Task:
Wherever a line in the data below holds "type", copy that line.

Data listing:
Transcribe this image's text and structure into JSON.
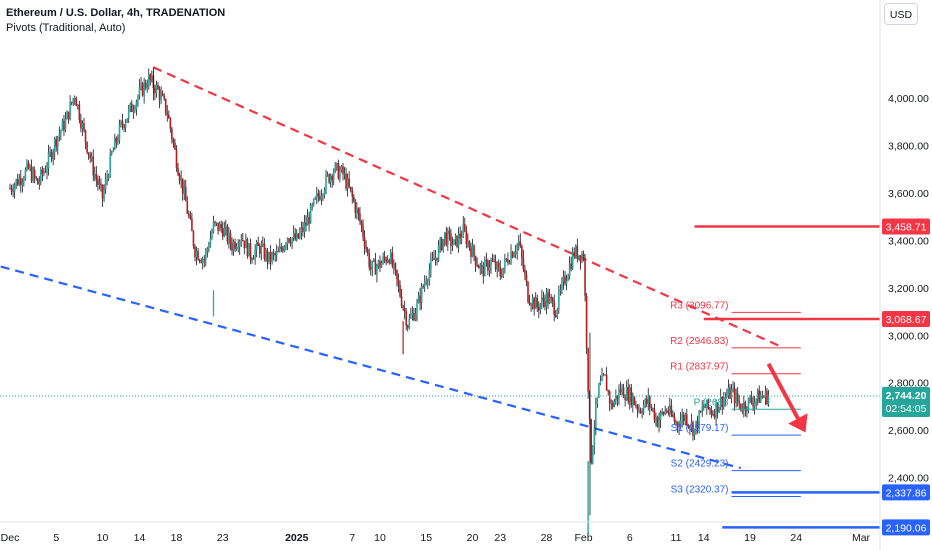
{
  "header": {
    "title": "Ethereum / U.S. Dollar, 4h, TRADENATION",
    "indicator": "Pivots (Traditional, Auto)"
  },
  "currency_button": "USD",
  "colors": {
    "up": "#26a69a",
    "down": "#b71c1c",
    "wick": "#131722",
    "resistance": "#f23645",
    "support": "#2962ff",
    "pivot": "#26a69a"
  },
  "chart_data": {
    "type": "candlestick",
    "title": "Ethereum / U.S. Dollar, 4h, TRADENATION",
    "ylim": [
      2120,
      4300
    ],
    "y_ticks": [
      2400,
      2600,
      2800,
      3000,
      3200,
      3400,
      3600,
      3800,
      4000
    ],
    "y_tick_labels": [
      "2,400.00",
      "2,600.00",
      "2,800.00",
      "3,000.00",
      "3,200.00",
      "3,400.00",
      "3,600.00",
      "3,800.00",
      "4,000.00"
    ],
    "x_ticks": [
      "Dec",
      "5",
      "10",
      "14",
      "18",
      "23",
      "2025",
      "7",
      "10",
      "15",
      "20",
      "23",
      "28",
      "Feb",
      "6",
      "11",
      "14",
      "19",
      "24",
      "Mar"
    ],
    "x_tick_days": [
      0,
      5,
      10,
      14,
      18,
      23,
      31,
      37,
      40,
      45,
      50,
      53,
      58,
      62,
      67,
      72,
      75,
      80,
      85,
      92
    ],
    "x_tick_bold": [
      "2025"
    ],
    "last_price": {
      "value": 2744.2,
      "label": "2,744.20",
      "countdown": "02:54:05"
    },
    "key_levels": [
      {
        "value": 3458.71,
        "label": "3,458.71",
        "kind": "resistance",
        "from_day": 74
      },
      {
        "value": 3068.67,
        "label": "3,068.67",
        "kind": "resistance",
        "from_day": 75
      },
      {
        "value": 2337.86,
        "label": "2,337.86",
        "kind": "support",
        "from_day": 78
      },
      {
        "value": 2190.06,
        "label": "2,190.06",
        "kind": "support",
        "from_day": 77
      }
    ],
    "pivots": [
      {
        "name": "R3",
        "value": 3096.77,
        "label": "R3 (3096.77)",
        "kind": "resistance"
      },
      {
        "name": "R2",
        "value": 2946.83,
        "label": "R2 (2946.83)",
        "kind": "resistance"
      },
      {
        "name": "R1",
        "value": 2837.97,
        "label": "R1 (2837.97)",
        "kind": "resistance"
      },
      {
        "name": "P",
        "value": 2688.0,
        "label": "P (2688",
        "kind": "pivot"
      },
      {
        "name": "S1",
        "value": 2579.17,
        "label": "S1 (2579.17)",
        "kind": "support"
      },
      {
        "name": "S2",
        "value": 2429.23,
        "label": "S2 (2429.23)",
        "kind": "support"
      },
      {
        "name": "S3",
        "value": 2320.37,
        "label": "S3 (2320.37)",
        "kind": "support"
      }
    ],
    "trendlines": [
      {
        "kind": "resistance",
        "style": "dashed",
        "points": [
          [
            15.5,
            4130
          ],
          [
            83.5,
            2950
          ]
        ]
      },
      {
        "kind": "support",
        "style": "dashed",
        "points": [
          [
            -1,
            3290
          ],
          [
            79,
            2440
          ]
        ]
      }
    ],
    "forecast_arrow": {
      "from": [
        82,
        2880
      ],
      "to": [
        86,
        2590
      ]
    },
    "price_path": [
      [
        0,
        3620
      ],
      [
        2,
        3700
      ],
      [
        3,
        3640
      ],
      [
        4,
        3720
      ],
      [
        5,
        3830
      ],
      [
        6,
        3900
      ],
      [
        7,
        4020
      ],
      [
        8,
        3850
      ],
      [
        9,
        3700
      ],
      [
        10,
        3580
      ],
      [
        11,
        3760
      ],
      [
        12,
        3880
      ],
      [
        13,
        3950
      ],
      [
        14,
        4020
      ],
      [
        15,
        4080
      ],
      [
        16,
        4030
      ],
      [
        17,
        3940
      ],
      [
        18,
        3740
      ],
      [
        19,
        3560
      ],
      [
        20,
        3360
      ],
      [
        21,
        3320
      ],
      [
        22,
        3460
      ],
      [
        23,
        3450
      ],
      [
        24,
        3380
      ],
      [
        25,
        3420
      ],
      [
        26,
        3340
      ],
      [
        27,
        3370
      ],
      [
        28,
        3320
      ],
      [
        29,
        3340
      ],
      [
        30,
        3420
      ],
      [
        31,
        3400
      ],
      [
        32,
        3470
      ],
      [
        33,
        3560
      ],
      [
        34,
        3640
      ],
      [
        35,
        3700
      ],
      [
        36,
        3680
      ],
      [
        37,
        3580
      ],
      [
        38,
        3460
      ],
      [
        39,
        3280
      ],
      [
        40,
        3300
      ],
      [
        41,
        3340
      ],
      [
        42,
        3200
      ],
      [
        43,
        3050
      ],
      [
        44,
        3120
      ],
      [
        45,
        3250
      ],
      [
        46,
        3330
      ],
      [
        47,
        3420
      ],
      [
        48,
        3380
      ],
      [
        49,
        3440
      ],
      [
        50,
        3350
      ],
      [
        51,
        3270
      ],
      [
        52,
        3310
      ],
      [
        53,
        3260
      ],
      [
        54,
        3340
      ],
      [
        55,
        3390
      ],
      [
        56,
        3170
      ],
      [
        57,
        3120
      ],
      [
        58,
        3160
      ],
      [
        59,
        3110
      ],
      [
        60,
        3240
      ],
      [
        61,
        3350
      ],
      [
        62,
        3340
      ],
      [
        62.4,
        2900
      ],
      [
        62.8,
        2470
      ],
      [
        63.2,
        2640
      ],
      [
        63.7,
        2780
      ],
      [
        64.3,
        2820
      ],
      [
        65,
        2700
      ],
      [
        66,
        2770
      ],
      [
        67,
        2750
      ],
      [
        68,
        2690
      ],
      [
        69,
        2720
      ],
      [
        70,
        2640
      ],
      [
        71,
        2690
      ],
      [
        72,
        2630
      ],
      [
        73,
        2660
      ],
      [
        74,
        2600
      ],
      [
        75,
        2700
      ],
      [
        76,
        2680
      ],
      [
        77,
        2730
      ],
      [
        78,
        2760
      ],
      [
        79,
        2700
      ],
      [
        80,
        2720
      ],
      [
        81,
        2740
      ],
      [
        82,
        2744.2
      ]
    ]
  }
}
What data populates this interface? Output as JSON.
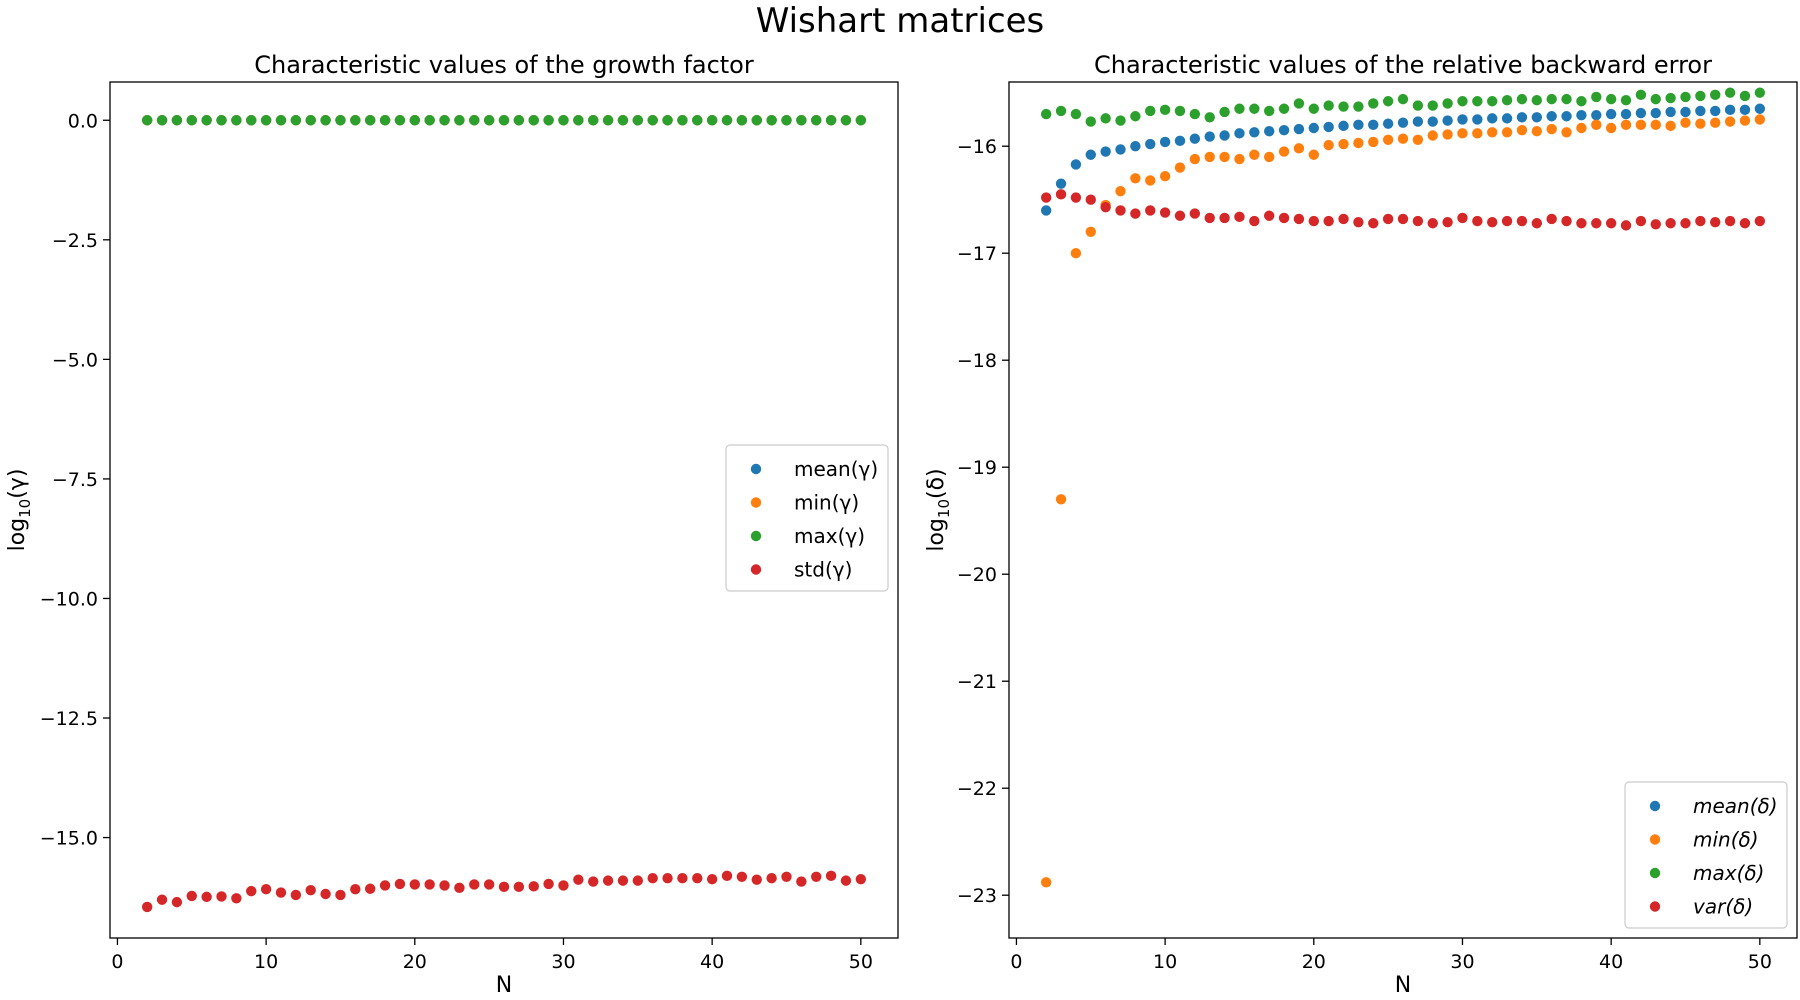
{
  "figure_title": "Wishart matrices",
  "colors": {
    "series1": "#1f77b4",
    "series2": "#ff7f0e",
    "series3": "#2ca02c",
    "series4": "#d62728"
  },
  "chart_data": [
    {
      "type": "scatter",
      "title": "Characteristic values of the growth factor",
      "xlabel": "N",
      "ylabel_base": "log",
      "ylabel_sub": "10",
      "ylabel_arg": "(γ)",
      "xlim": [
        -0.5,
        52.5
      ],
      "ylim": [
        -17.1,
        0.8
      ],
      "xticks": [
        0,
        10,
        20,
        30,
        40,
        50
      ],
      "xtick_labels": [
        "0",
        "10",
        "20",
        "30",
        "40",
        "50"
      ],
      "yticks": [
        0.0,
        -2.5,
        -5.0,
        -7.5,
        -10.0,
        -12.5,
        -15.0
      ],
      "ytick_labels": [
        "0.0",
        "−2.5",
        "−5.0",
        "−7.5",
        "−10.0",
        "−12.5",
        "−15.0"
      ],
      "legend_position": "center-right",
      "legend_italic": false,
      "x": [
        2,
        3,
        4,
        5,
        6,
        7,
        8,
        9,
        10,
        11,
        12,
        13,
        14,
        15,
        16,
        17,
        18,
        19,
        20,
        21,
        22,
        23,
        24,
        25,
        26,
        27,
        28,
        29,
        30,
        31,
        32,
        33,
        34,
        35,
        36,
        37,
        38,
        39,
        40,
        41,
        42,
        43,
        44,
        45,
        46,
        47,
        48,
        49,
        50
      ],
      "series": [
        {
          "name": "mean(γ)",
          "values": [
            0,
            0,
            0,
            0,
            0,
            0,
            0,
            0,
            0,
            0,
            0,
            0,
            0,
            0,
            0,
            0,
            0,
            0,
            0,
            0,
            0,
            0,
            0,
            0,
            0,
            0,
            0,
            0,
            0,
            0,
            0,
            0,
            0,
            0,
            0,
            0,
            0,
            0,
            0,
            0,
            0,
            0,
            0,
            0,
            0,
            0,
            0,
            0,
            0
          ]
        },
        {
          "name": "min(γ)",
          "values": [
            0,
            0,
            0,
            0,
            0,
            0,
            0,
            0,
            0,
            0,
            0,
            0,
            0,
            0,
            0,
            0,
            0,
            0,
            0,
            0,
            0,
            0,
            0,
            0,
            0,
            0,
            0,
            0,
            0,
            0,
            0,
            0,
            0,
            0,
            0,
            0,
            0,
            0,
            0,
            0,
            0,
            0,
            0,
            0,
            0,
            0,
            0,
            0,
            0
          ]
        },
        {
          "name": "max(γ)",
          "values": [
            0,
            0,
            0,
            0,
            0,
            0,
            0,
            0,
            0,
            0,
            0,
            0,
            0,
            0,
            0,
            0,
            0,
            0,
            0,
            0,
            0,
            0,
            0,
            0,
            0,
            0,
            0,
            0,
            0,
            0,
            0,
            0,
            0,
            0,
            0,
            0,
            0,
            0,
            0,
            0,
            0,
            0,
            0,
            0,
            0,
            0,
            0,
            0,
            0
          ]
        },
        {
          "name": "std(γ)",
          "values": [
            -16.45,
            -16.3,
            -16.35,
            -16.22,
            -16.24,
            -16.23,
            -16.27,
            -16.12,
            -16.08,
            -16.15,
            -16.2,
            -16.1,
            -16.18,
            -16.2,
            -16.08,
            -16.07,
            -16.0,
            -15.97,
            -15.98,
            -15.98,
            -16.0,
            -16.05,
            -15.98,
            -15.98,
            -16.03,
            -16.03,
            -16.02,
            -15.97,
            -16.0,
            -15.88,
            -15.92,
            -15.9,
            -15.9,
            -15.9,
            -15.85,
            -15.85,
            -15.85,
            -15.85,
            -15.87,
            -15.8,
            -15.82,
            -15.88,
            -15.85,
            -15.82,
            -15.92,
            -15.82,
            -15.8,
            -15.9,
            -15.87
          ]
        }
      ]
    },
    {
      "type": "scatter",
      "title": "Characteristic values of the relative backward error",
      "xlabel": "N",
      "ylabel_base": "log",
      "ylabel_sub": "10",
      "ylabel_arg": "(δ)",
      "xlim": [
        -0.5,
        52.5
      ],
      "ylim": [
        -23.4,
        -15.4
      ],
      "xticks": [
        0,
        10,
        20,
        30,
        40,
        50
      ],
      "xtick_labels": [
        "0",
        "10",
        "20",
        "30",
        "40",
        "50"
      ],
      "yticks": [
        -16,
        -17,
        -18,
        -19,
        -20,
        -21,
        -22,
        -23
      ],
      "ytick_labels": [
        "−16",
        "−17",
        "−18",
        "−19",
        "−20",
        "−21",
        "−22",
        "−23"
      ],
      "legend_position": "lower-right",
      "legend_italic": true,
      "x": [
        2,
        3,
        4,
        5,
        6,
        7,
        8,
        9,
        10,
        11,
        12,
        13,
        14,
        15,
        16,
        17,
        18,
        19,
        20,
        21,
        22,
        23,
        24,
        25,
        26,
        27,
        28,
        29,
        30,
        31,
        32,
        33,
        34,
        35,
        36,
        37,
        38,
        39,
        40,
        41,
        42,
        43,
        44,
        45,
        46,
        47,
        48,
        49,
        50
      ],
      "series": [
        {
          "name": "mean(δ)",
          "values": [
            -16.6,
            -16.35,
            -16.17,
            -16.08,
            -16.05,
            -16.03,
            -16.0,
            -15.98,
            -15.96,
            -15.95,
            -15.93,
            -15.91,
            -15.9,
            -15.88,
            -15.87,
            -15.86,
            -15.85,
            -15.84,
            -15.83,
            -15.82,
            -15.81,
            -15.8,
            -15.8,
            -15.79,
            -15.78,
            -15.77,
            -15.77,
            -15.76,
            -15.75,
            -15.75,
            -15.74,
            -15.74,
            -15.73,
            -15.73,
            -15.72,
            -15.72,
            -15.71,
            -15.71,
            -15.7,
            -15.7,
            -15.69,
            -15.69,
            -15.68,
            -15.68,
            -15.67,
            -15.67,
            -15.66,
            -15.66,
            -15.65
          ]
        },
        {
          "name": "min(δ)",
          "values": [
            -22.88,
            -19.3,
            -17.0,
            -16.8,
            -16.55,
            -16.42,
            -16.3,
            -16.32,
            -16.28,
            -16.2,
            -16.12,
            -16.1,
            -16.1,
            -16.12,
            -16.08,
            -16.1,
            -16.05,
            -16.02,
            -16.08,
            -15.99,
            -15.98,
            -15.97,
            -15.96,
            -15.94,
            -15.93,
            -15.94,
            -15.9,
            -15.89,
            -15.88,
            -15.88,
            -15.87,
            -15.87,
            -15.85,
            -15.86,
            -15.84,
            -15.87,
            -15.83,
            -15.8,
            -15.83,
            -15.8,
            -15.8,
            -15.8,
            -15.81,
            -15.78,
            -15.79,
            -15.78,
            -15.77,
            -15.76,
            -15.75
          ]
        },
        {
          "name": "max(δ)",
          "values": [
            -15.7,
            -15.67,
            -15.7,
            -15.77,
            -15.74,
            -15.76,
            -15.72,
            -15.67,
            -15.66,
            -15.67,
            -15.7,
            -15.73,
            -15.68,
            -15.65,
            -15.65,
            -15.67,
            -15.65,
            -15.6,
            -15.65,
            -15.62,
            -15.63,
            -15.63,
            -15.6,
            -15.58,
            -15.56,
            -15.62,
            -15.62,
            -15.6,
            -15.58,
            -15.58,
            -15.58,
            -15.57,
            -15.56,
            -15.57,
            -15.56,
            -15.56,
            -15.58,
            -15.54,
            -15.56,
            -15.57,
            -15.52,
            -15.56,
            -15.55,
            -15.54,
            -15.53,
            -15.52,
            -15.5,
            -15.53,
            -15.5
          ]
        },
        {
          "name": "var(δ)",
          "values": [
            -16.48,
            -16.45,
            -16.48,
            -16.5,
            -16.57,
            -16.6,
            -16.63,
            -16.6,
            -16.62,
            -16.65,
            -16.63,
            -16.67,
            -16.67,
            -16.66,
            -16.7,
            -16.65,
            -16.67,
            -16.68,
            -16.7,
            -16.7,
            -16.68,
            -16.71,
            -16.72,
            -16.68,
            -16.68,
            -16.7,
            -16.72,
            -16.71,
            -16.67,
            -16.7,
            -16.71,
            -16.7,
            -16.7,
            -16.72,
            -16.68,
            -16.7,
            -16.72,
            -16.72,
            -16.72,
            -16.74,
            -16.7,
            -16.73,
            -16.72,
            -16.72,
            -16.7,
            -16.71,
            -16.7,
            -16.72,
            -16.7
          ]
        }
      ]
    }
  ]
}
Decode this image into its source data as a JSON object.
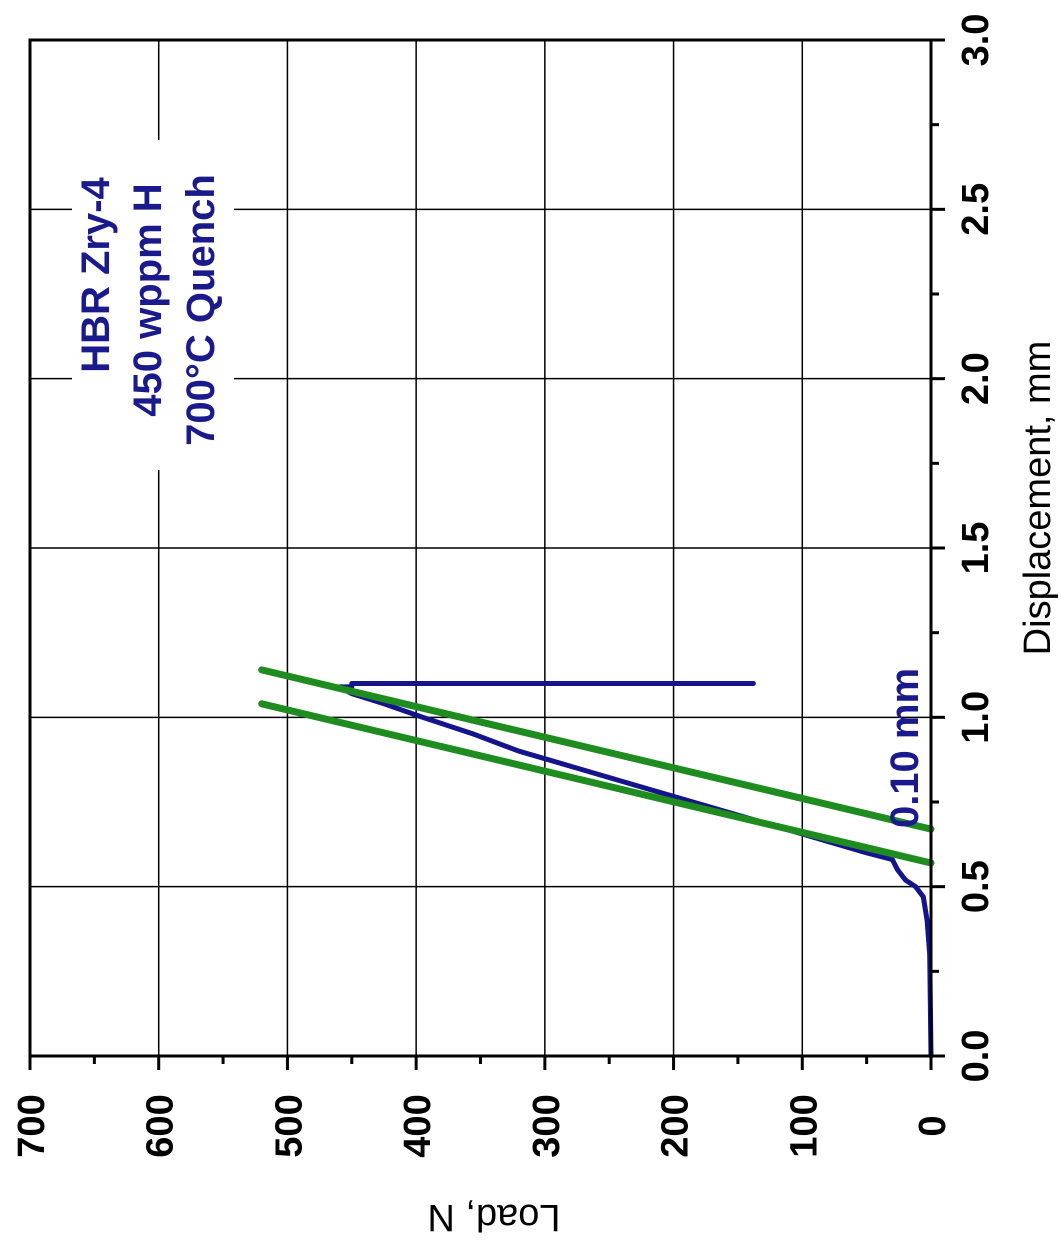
{
  "chart_data": {
    "type": "line",
    "xlabel": "Displacement, mm",
    "ylabel": "Load, N",
    "xlim": [
      0,
      3.0
    ],
    "ylim": [
      0,
      700
    ],
    "x_ticks": [
      "0.0",
      "0.5",
      "1.0",
      "1.5",
      "2.0",
      "2.5",
      "3.0"
    ],
    "y_ticks": [
      "0",
      "100",
      "200",
      "300",
      "400",
      "500",
      "600",
      "700"
    ],
    "grid": true,
    "orientation": "rotated-90",
    "annotations": [
      {
        "id": "sample",
        "lines": [
          "HBR Zry-4",
          "450 wppm H",
          "700°C Quench"
        ],
        "color": "#1a1a8c"
      },
      {
        "id": "offset",
        "text": "0.10 mm",
        "color": "#1a1a8c"
      }
    ],
    "series": [
      {
        "color": "#14148c",
        "x": [
          0.0,
          0.3,
          0.4,
          0.47,
          0.5,
          0.52,
          0.55,
          0.58,
          0.6,
          0.65,
          0.7,
          0.75,
          0.8,
          0.85,
          0.9,
          0.95,
          1.0,
          1.04,
          1.07,
          1.09,
          1.09,
          1.1,
          1.1
        ],
        "y": [
          0,
          1,
          3,
          6,
          12,
          20,
          26,
          30,
          50,
          95,
          140,
          185,
          230,
          275,
          320,
          355,
          395,
          425,
          450,
          460,
          450,
          450,
          138
        ]
      },
      {
        "color": "#1e8c1e",
        "x": [
          0.57,
          1.04
        ],
        "y": [
          0,
          520
        ]
      },
      {
        "color": "#1e8c1e",
        "x": [
          0.67,
          1.14
        ],
        "y": [
          0,
          520
        ]
      }
    ]
  }
}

Answer to the problem:
    "type": "candlestick",
      "type": "scatter",
      "type": "scatter",
    "type": "line",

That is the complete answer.